What the exercise asks:
Return every line of all the entries below, unchanged.

Listings of regions and labels:
%%

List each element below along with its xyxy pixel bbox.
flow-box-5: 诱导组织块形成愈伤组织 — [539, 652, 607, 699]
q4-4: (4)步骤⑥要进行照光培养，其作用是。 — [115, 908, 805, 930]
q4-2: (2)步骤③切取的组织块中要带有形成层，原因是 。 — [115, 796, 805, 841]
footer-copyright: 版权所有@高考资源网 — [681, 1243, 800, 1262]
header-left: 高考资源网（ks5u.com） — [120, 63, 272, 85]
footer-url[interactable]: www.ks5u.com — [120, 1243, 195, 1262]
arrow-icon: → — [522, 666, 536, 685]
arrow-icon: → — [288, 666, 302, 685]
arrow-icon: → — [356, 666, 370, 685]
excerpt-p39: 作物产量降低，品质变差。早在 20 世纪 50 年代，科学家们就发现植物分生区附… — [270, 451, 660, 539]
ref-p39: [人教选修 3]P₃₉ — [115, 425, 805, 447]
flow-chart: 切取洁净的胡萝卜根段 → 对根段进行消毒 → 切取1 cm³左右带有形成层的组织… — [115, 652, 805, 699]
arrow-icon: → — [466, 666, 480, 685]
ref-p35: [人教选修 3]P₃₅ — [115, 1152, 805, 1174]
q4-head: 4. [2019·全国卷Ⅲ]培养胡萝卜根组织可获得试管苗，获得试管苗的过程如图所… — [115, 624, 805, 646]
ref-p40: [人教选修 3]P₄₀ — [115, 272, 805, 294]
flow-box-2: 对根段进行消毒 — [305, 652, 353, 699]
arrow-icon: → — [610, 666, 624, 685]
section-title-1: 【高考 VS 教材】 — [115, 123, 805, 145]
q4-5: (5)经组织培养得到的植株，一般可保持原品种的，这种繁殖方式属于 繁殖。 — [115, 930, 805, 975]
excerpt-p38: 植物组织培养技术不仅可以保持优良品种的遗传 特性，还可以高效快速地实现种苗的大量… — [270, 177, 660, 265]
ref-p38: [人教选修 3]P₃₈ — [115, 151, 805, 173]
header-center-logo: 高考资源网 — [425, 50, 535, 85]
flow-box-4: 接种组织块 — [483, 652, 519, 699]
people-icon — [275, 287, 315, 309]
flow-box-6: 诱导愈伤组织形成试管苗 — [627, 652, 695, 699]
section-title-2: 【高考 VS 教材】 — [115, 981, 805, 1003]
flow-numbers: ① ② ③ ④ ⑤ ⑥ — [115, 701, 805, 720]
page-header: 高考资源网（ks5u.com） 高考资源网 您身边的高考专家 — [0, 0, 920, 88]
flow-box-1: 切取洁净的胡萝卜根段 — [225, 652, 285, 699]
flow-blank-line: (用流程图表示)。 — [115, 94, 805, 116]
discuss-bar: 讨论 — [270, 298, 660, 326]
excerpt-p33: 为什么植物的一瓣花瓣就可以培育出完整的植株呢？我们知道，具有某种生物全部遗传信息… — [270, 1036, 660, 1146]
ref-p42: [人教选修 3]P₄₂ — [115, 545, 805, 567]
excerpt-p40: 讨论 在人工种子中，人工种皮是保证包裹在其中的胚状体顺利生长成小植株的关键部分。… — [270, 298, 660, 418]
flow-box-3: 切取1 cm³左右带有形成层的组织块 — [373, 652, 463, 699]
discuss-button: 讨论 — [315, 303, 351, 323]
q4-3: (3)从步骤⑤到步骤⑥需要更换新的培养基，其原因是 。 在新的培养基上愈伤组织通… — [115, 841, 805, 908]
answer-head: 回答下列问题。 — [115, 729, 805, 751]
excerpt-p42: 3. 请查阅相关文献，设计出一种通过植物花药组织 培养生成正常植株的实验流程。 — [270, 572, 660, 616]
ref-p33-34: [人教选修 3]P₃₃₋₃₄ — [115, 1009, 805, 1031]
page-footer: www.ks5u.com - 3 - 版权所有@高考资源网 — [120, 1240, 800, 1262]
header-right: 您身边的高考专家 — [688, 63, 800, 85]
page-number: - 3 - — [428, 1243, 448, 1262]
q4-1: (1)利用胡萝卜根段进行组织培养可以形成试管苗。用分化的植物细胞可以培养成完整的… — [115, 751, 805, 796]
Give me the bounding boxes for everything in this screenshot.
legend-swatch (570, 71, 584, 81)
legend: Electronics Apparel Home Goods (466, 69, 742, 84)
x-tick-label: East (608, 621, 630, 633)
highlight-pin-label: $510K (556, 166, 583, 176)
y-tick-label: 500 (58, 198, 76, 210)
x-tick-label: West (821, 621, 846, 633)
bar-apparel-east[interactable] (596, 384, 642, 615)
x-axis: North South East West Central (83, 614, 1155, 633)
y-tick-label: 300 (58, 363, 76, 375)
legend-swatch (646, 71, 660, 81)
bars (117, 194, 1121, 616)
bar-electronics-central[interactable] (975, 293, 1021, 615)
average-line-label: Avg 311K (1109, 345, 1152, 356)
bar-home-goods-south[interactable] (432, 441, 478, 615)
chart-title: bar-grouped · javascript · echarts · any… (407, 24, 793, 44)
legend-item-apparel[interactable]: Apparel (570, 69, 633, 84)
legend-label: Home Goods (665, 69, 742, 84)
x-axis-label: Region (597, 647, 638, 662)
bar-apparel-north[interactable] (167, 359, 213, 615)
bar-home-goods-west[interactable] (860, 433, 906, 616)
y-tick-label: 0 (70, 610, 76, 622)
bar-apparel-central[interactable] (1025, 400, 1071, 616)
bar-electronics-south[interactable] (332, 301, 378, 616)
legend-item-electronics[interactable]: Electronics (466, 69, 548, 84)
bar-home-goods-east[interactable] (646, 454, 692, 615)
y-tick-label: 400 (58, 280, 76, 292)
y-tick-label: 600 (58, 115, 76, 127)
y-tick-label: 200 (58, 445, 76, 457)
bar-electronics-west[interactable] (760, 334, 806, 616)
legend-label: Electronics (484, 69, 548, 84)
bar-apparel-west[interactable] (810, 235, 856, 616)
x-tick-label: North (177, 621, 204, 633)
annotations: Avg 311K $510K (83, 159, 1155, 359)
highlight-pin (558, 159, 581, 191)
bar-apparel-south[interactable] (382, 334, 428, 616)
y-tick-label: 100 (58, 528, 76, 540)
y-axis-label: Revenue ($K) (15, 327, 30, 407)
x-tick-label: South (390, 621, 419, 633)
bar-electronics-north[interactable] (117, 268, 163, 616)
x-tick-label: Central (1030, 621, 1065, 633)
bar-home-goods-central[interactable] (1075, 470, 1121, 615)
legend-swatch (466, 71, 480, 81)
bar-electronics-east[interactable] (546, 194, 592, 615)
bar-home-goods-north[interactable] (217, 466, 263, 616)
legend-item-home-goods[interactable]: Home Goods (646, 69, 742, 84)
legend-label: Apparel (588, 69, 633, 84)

%%

The result:
List each element below along with its xyxy pixel bbox.
flow-box-5: 诱导组织块形成愈伤组织 — [539, 652, 607, 699]
q4-4: (4)步骤⑥要进行照光培养，其作用是。 — [115, 908, 805, 930]
q4-2: (2)步骤③切取的组织块中要带有形成层，原因是 。 — [115, 796, 805, 841]
footer-copyright: 版权所有@高考资源网 — [681, 1243, 800, 1262]
header-left: 高考资源网（ks5u.com） — [120, 63, 272, 85]
footer-url[interactable]: www.ks5u.com — [120, 1243, 195, 1262]
arrow-icon: → — [522, 666, 536, 685]
arrow-icon: → — [288, 666, 302, 685]
arrow-icon: → — [356, 666, 370, 685]
excerpt-p39: 作物产量降低，品质变差。早在 20 世纪 50 年代，科学家们就发现植物分生区附… — [270, 451, 660, 539]
ref-p39: [人教选修 3]P₃₉ — [115, 425, 805, 447]
flow-chart: 切取洁净的胡萝卜根段 → 对根段进行消毒 → 切取1 cm³左右带有形成层的组织… — [115, 652, 805, 699]
arrow-icon: → — [466, 666, 480, 685]
ref-p35: [人教选修 3]P₃₅ — [115, 1152, 805, 1174]
q4-head: 4. [2019·全国卷Ⅲ]培养胡萝卜根组织可获得试管苗，获得试管苗的过程如图所… — [115, 624, 805, 646]
ref-p40: [人教选修 3]P₄₀ — [115, 272, 805, 294]
flow-box-2: 对根段进行消毒 — [305, 652, 353, 699]
arrow-icon: → — [610, 666, 624, 685]
section-title-1: 【高考 VS 教材】 — [115, 123, 805, 145]
q4-5: (5)经组织培养得到的植株，一般可保持原品种的，这种繁殖方式属于 繁殖。 — [115, 930, 805, 975]
excerpt-p38: 植物组织培养技术不仅可以保持优良品种的遗传 特性，还可以高效快速地实现种苗的大量… — [270, 177, 660, 265]
ref-p38: [人教选修 3]P₃₈ — [115, 151, 805, 173]
header-center-logo: 高考资源网 — [425, 50, 535, 85]
flow-box-4: 接种组织块 — [483, 652, 519, 699]
people-icon — [275, 287, 315, 309]
flow-box-6: 诱导愈伤组织形成试管苗 — [627, 652, 695, 699]
section-title-2: 【高考 VS 教材】 — [115, 981, 805, 1003]
flow-numbers: ① ② ③ ④ ⑤ ⑥ — [115, 701, 805, 720]
page-header: 高考资源网（ks5u.com） 高考资源网 您身边的高考专家 — [0, 0, 920, 88]
flow-box-1: 切取洁净的胡萝卜根段 — [225, 652, 285, 699]
flow-blank-line: (用流程图表示)。 — [115, 94, 805, 116]
discuss-bar: 讨论 — [270, 298, 660, 326]
excerpt-p33: 为什么植物的一瓣花瓣就可以培育出完整的植株呢？我们知道，具有某种生物全部遗传信息… — [270, 1036, 660, 1146]
ref-p42: [人教选修 3]P₄₂ — [115, 545, 805, 567]
excerpt-p40: 讨论 在人工种子中，人工种皮是保证包裹在其中的胚状体顺利生长成小植株的关键部分。… — [270, 298, 660, 418]
flow-box-3: 切取1 cm³左右带有形成层的组织块 — [373, 652, 463, 699]
discuss-button: 讨论 — [315, 303, 351, 323]
q4-3: (3)从步骤⑤到步骤⑥需要更换新的培养基，其原因是 。 在新的培养基上愈伤组织通… — [115, 841, 805, 908]
answer-head: 回答下列问题。 — [115, 729, 805, 751]
excerpt-p42: 3. 请查阅相关文献，设计出一种通过植物花药组织 培养生成正常植株的实验流程。 — [270, 572, 660, 616]
ref-p33-34: [人教选修 3]P₃₃₋₃₄ — [115, 1009, 805, 1031]
page-footer: www.ks5u.com - 3 - 版权所有@高考资源网 — [120, 1240, 800, 1262]
header-right: 您身边的高考专家 — [688, 63, 800, 85]
page-number: - 3 - — [428, 1243, 448, 1262]
q4-1: (1)利用胡萝卜根段进行组织培养可以形成试管苗。用分化的植物细胞可以培养成完整的… — [115, 751, 805, 796]
Give me the bounding boxes for everything in this screenshot.
legend-swatch (570, 71, 584, 81)
legend: Electronics Apparel Home Goods (466, 69, 742, 84)
x-tick-label: East (608, 621, 630, 633)
highlight-pin-label: $510K (556, 166, 583, 176)
y-tick-label: 500 (58, 198, 76, 210)
x-tick-label: West (821, 621, 846, 633)
bar-apparel-east[interactable] (596, 384, 642, 615)
x-axis: North South East West Central (83, 614, 1155, 633)
y-tick-label: 300 (58, 363, 76, 375)
legend-swatch (646, 71, 660, 81)
bars (117, 194, 1121, 616)
bar-electronics-central[interactable] (975, 293, 1021, 615)
average-line-label: Avg 311K (1109, 345, 1152, 356)
bar-home-goods-south[interactable] (432, 441, 478, 615)
chart-title: bar-grouped · javascript · echarts · any… (407, 24, 793, 44)
legend-item-apparel[interactable]: Apparel (570, 69, 633, 84)
legend-label: Home Goods (665, 69, 742, 84)
x-axis-label: Region (597, 647, 638, 662)
bar-apparel-north[interactable] (167, 359, 213, 615)
bar-home-goods-west[interactable] (860, 433, 906, 616)
y-tick-label: 0 (70, 610, 76, 622)
bar-apparel-central[interactable] (1025, 400, 1071, 616)
bar-electronics-south[interactable] (332, 301, 378, 616)
legend-item-electronics[interactable]: Electronics (466, 69, 548, 84)
bar-home-goods-east[interactable] (646, 454, 692, 615)
y-tick-label: 400 (58, 280, 76, 292)
y-tick-label: 600 (58, 115, 76, 127)
y-tick-label: 200 (58, 445, 76, 457)
bar-electronics-west[interactable] (760, 334, 806, 616)
legend-label: Electronics (484, 69, 548, 84)
bar-apparel-west[interactable] (810, 235, 856, 616)
x-tick-label: North (177, 621, 204, 633)
annotations: Avg 311K $510K (83, 159, 1155, 359)
highlight-pin (558, 159, 581, 191)
bar-apparel-south[interactable] (382, 334, 428, 616)
y-tick-label: 100 (58, 528, 76, 540)
y-axis-label: Revenue ($K) (15, 327, 30, 407)
x-tick-label: South (390, 621, 419, 633)
bar-electronics-north[interactable] (117, 268, 163, 616)
x-tick-label: Central (1030, 621, 1065, 633)
bar-home-goods-central[interactable] (1075, 470, 1121, 615)
legend-swatch (466, 71, 480, 81)
bar-electronics-east[interactable] (546, 194, 592, 615)
bar-home-goods-north[interactable] (217, 466, 263, 616)
legend-item-home-goods[interactable]: Home Goods (646, 69, 742, 84)
legend-label: Apparel (588, 69, 633, 84)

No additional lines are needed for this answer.